__GOAL__
Copy the data precisely, character for character, and leave out every picture.

[start of DATA SHOWN]

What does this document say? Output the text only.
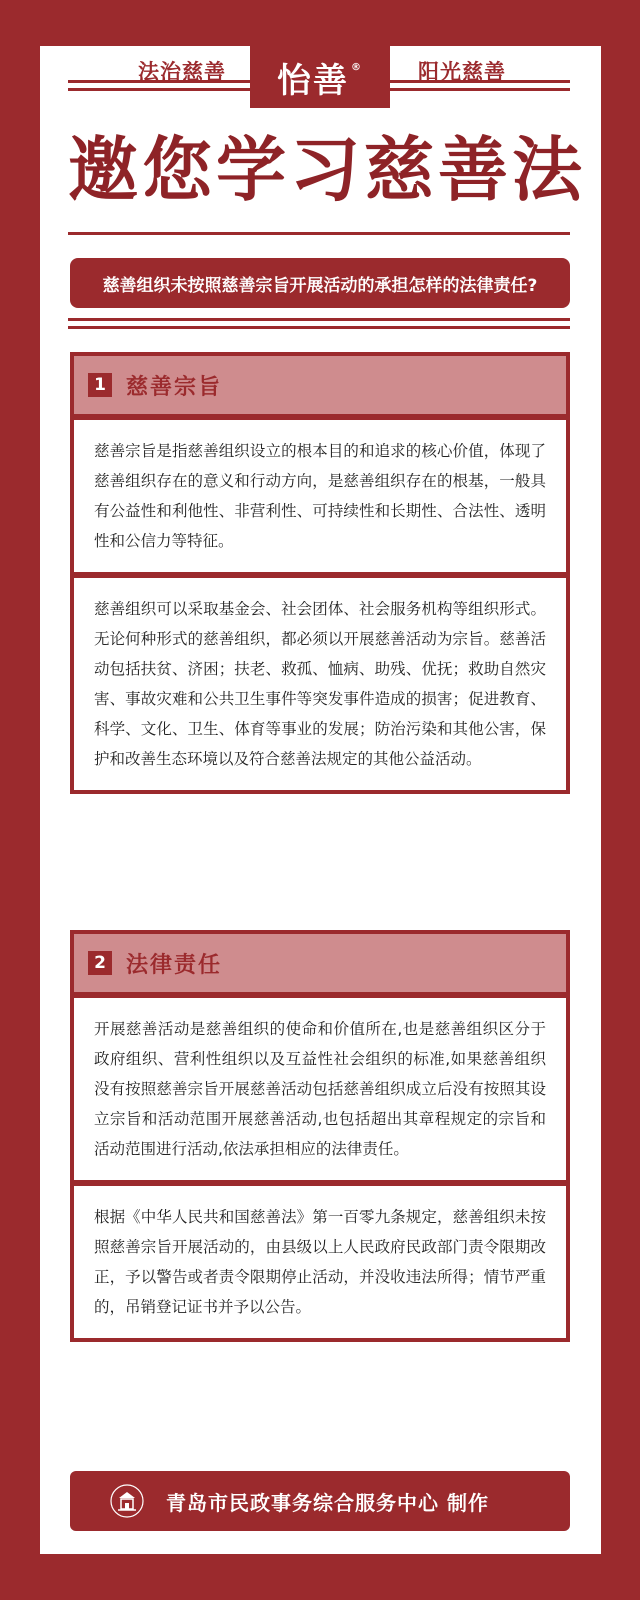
法治慈善 怡善®	阳光慈善
邀您学习慈善法
慈善组织未按照慈善宗旨开展活动的承担怎样的法律责任?
1 慈善宗旨
慈善宗旨是指慈善组织设立的根本目的和追求的核心价值，体现了慈善组织存在的意义和行动方向，是慈善组织存在的根基，一般具有公益性和利他性、非营利性、可持续性和长期性、合法性、透明性和公信力等特征。
慈善组织可以采取基金会、社会团体、社会服务机构等组织形式。无论何种形式的慈善组织，都必须以开展慈善活动为宗旨。慈善活动包括扶贫、济困；扶老、救孤、恤病、助残、优抚；救助自然灾害、事故灾难和公共卫生事件等突发事件造成的损害；促进教育、科学、文化、卫生、体育等事业的发展；防治污染和其他公害，保护和改善生态环境以及符合慈善法规定的其他公益活动。
2 法律责任
开展慈善活动是慈善组织的使命和价值所在,也是慈善组织区分于政府组织、营利性组织以及互益性社会组织的标准,如果慈善组织没有按照慈善宗旨开展慈善活动包括慈善组织成立后没有按照其设立宗旨和活动范围开展慈善活动,也包括超出其章程规定的宗旨和活动范围进行活动,依法承担相应的法律责任。
根据《中华人民共和国慈善法》第一百零九条规定，慈善组织未按照慈善宗旨开展活动的，由县级以上人民政府民政部门责令限期改正，予以警告或者责令限期停止活动，并没收违法所得；情节严重的，吊销登记证书并予以公告。
青岛市民政事务综合服务中心 制作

[end of DATA SHOWN]

__EXPECTED ANSWER__
What does this document say? Output the text only.
法治慈善 怡善®	阳光慈善
邀您学习慈善法
慈善组织未按照慈善宗旨开展活动的承担怎样的法律责任?
1 慈善宗旨
慈善宗旨是指慈善组织设立的根本目的和追求的核心价值，体现了慈善组织存在的意义和行动方向，是慈善组织存在的根基，一般具有公益性和利他性、非营利性、可持续性和长期性、合法性、透明性和公信力等特征。
慈善组织可以采取基金会、社会团体、社会服务机构等组织形式。无论何种形式的慈善组织，都必须以开展慈善活动为宗旨。慈善活动包括扶贫、济困；扶老、救孤、恤病、助残、优抚；救助自然灾害、事故灾难和公共卫生事件等突发事件造成的损害；促进教育、科学、文化、卫生、体育等事业的发展；防治污染和其他公害，保护和改善生态环境以及符合慈善法规定的其他公益活动。
2 法律责任
开展慈善活动是慈善组织的使命和价值所在,也是慈善组织区分于政府组织、营利性组织以及互益性社会组织的标准,如果慈善组织没有按照慈善宗旨开展慈善活动包括慈善组织成立后没有按照其设立宗旨和活动范围开展慈善活动,也包括超出其章程规定的宗旨和活动范围进行活动,依法承担相应的法律责任。
根据《中华人民共和国慈善法》第一百零九条规定，慈善组织未按照慈善宗旨开展活动的，由县级以上人民政府民政部门责令限期改正，予以警告或者责令限期停止活动，并没收违法所得；情节严重的，吊销登记证书并予以公告。
青岛市民政事务综合服务中心 制作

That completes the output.